=== The task ===
Here are some records. Copy each one exactly.

=== Available records ===
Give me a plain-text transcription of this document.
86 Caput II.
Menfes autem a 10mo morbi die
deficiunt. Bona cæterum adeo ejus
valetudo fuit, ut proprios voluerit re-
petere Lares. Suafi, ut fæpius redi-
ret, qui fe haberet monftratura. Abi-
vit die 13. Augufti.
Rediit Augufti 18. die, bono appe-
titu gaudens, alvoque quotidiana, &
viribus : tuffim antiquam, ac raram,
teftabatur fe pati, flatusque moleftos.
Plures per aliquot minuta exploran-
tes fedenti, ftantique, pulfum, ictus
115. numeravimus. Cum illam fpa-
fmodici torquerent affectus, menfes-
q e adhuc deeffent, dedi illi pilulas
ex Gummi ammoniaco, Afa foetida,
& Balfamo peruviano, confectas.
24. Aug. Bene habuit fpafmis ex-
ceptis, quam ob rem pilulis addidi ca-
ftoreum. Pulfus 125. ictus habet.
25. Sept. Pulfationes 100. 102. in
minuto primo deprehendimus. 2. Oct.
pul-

=== Exercise output ===
Give me a plain-text transcription of this document.
86 Caput II.
Menfes autem a 10mo morbi die
deficiunt. Bona cæterum adeo ejus
valetudo fuit, ut proprios voluerit re-
petere Lares. Suafi, ut fæpius redi-
ret, qui fe haberet monftratura. Abi-
vit die 13. Augufti.
Rediit Augufti 18. die, bono appe-
titu gaudens, alvoque quotidiana, &
viribus : tuffim antiquam, ac raram,
teftabatur fe pati, flatusque moleftos.
Plures per aliquot minuta exploran-
tes fedenti, ftantique, pulfum, ictus
115. numeravimus. Cum illam fpa-
fmodici torquerent affectus, menfes-
q e adhuc deeffent, dedi illi pilulas
ex Gummi ammoniaco, Afa foetida,
& Balfamo peruviano, confectas.
24. Aug. Bene habuit fpafmis ex-
ceptis, quam ob rem pilulis addidi ca-
ftoreum. Pulfus 125. ictus habet.
25. Sept. Pulfationes 100. 102. in
minuto primo deprehendimus. 2. Oct.
pul-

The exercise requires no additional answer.